(Task)
Beginning with the line containing "Serialize everything readable" and ending with the last line of the records, set down every line exactly.

[START Records supplied]

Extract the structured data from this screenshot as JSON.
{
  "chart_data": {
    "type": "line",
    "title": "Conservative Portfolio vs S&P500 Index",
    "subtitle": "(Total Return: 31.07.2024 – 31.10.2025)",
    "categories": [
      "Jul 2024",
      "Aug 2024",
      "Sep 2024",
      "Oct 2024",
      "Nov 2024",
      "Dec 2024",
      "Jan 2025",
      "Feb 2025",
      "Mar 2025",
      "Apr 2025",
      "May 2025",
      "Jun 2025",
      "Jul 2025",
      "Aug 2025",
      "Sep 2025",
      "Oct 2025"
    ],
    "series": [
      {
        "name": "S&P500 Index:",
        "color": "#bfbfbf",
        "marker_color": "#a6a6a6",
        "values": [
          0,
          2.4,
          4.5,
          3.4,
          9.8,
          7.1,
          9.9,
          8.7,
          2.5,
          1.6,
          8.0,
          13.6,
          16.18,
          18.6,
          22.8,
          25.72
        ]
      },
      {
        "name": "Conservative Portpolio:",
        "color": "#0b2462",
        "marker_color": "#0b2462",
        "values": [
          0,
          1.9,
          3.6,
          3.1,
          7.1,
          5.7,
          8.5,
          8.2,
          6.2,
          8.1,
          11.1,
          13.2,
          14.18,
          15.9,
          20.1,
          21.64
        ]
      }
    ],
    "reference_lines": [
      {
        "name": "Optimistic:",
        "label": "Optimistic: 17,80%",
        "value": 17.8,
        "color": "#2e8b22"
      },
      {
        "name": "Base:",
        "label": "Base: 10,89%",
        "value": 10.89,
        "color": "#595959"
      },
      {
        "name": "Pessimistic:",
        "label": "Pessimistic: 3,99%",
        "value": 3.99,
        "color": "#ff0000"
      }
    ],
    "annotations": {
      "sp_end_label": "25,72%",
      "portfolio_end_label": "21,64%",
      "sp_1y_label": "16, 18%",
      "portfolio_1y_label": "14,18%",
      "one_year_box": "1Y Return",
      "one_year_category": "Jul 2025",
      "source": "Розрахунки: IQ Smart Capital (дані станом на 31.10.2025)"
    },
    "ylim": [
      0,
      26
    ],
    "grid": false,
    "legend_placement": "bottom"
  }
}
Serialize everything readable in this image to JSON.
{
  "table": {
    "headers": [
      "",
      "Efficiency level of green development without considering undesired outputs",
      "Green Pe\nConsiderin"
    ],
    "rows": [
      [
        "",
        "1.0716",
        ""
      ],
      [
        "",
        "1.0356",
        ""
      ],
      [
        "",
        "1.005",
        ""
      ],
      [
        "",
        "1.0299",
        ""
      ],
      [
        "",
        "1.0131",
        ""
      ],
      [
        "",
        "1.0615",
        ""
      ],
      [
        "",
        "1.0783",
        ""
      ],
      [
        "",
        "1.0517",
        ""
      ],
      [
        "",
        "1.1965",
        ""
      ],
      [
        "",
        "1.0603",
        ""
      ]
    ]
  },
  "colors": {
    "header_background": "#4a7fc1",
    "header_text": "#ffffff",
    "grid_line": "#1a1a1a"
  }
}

[END Records supplied]

(Expected answer)
Serialize everything readable in this image to JSON.
{
  "table": {
    "headers": [
      "",
      "Efficiency level of green development without considering undesired outputs",
      "Green Pe\nConsiderin"
    ],
    "rows": [
      [
        "",
        "1.0716",
        ""
      ],
      [
        "",
        "1.0356",
        ""
      ],
      [
        "",
        "1.005",
        ""
      ],
      [
        "",
        "1.0299",
        ""
      ],
      [
        "",
        "1.0131",
        ""
      ],
      [
        "",
        "1.0615",
        ""
      ],
      [
        "",
        "1.0783",
        ""
      ],
      [
        "",
        "1.0517",
        ""
      ],
      [
        "",
        "1.1965",
        ""
      ],
      [
        "",
        "1.0603",
        ""
      ]
    ]
  },
  "colors": {
    "header_background": "#4a7fc1",
    "header_text": "#ffffff",
    "grid_line": "#1a1a1a"
  }
}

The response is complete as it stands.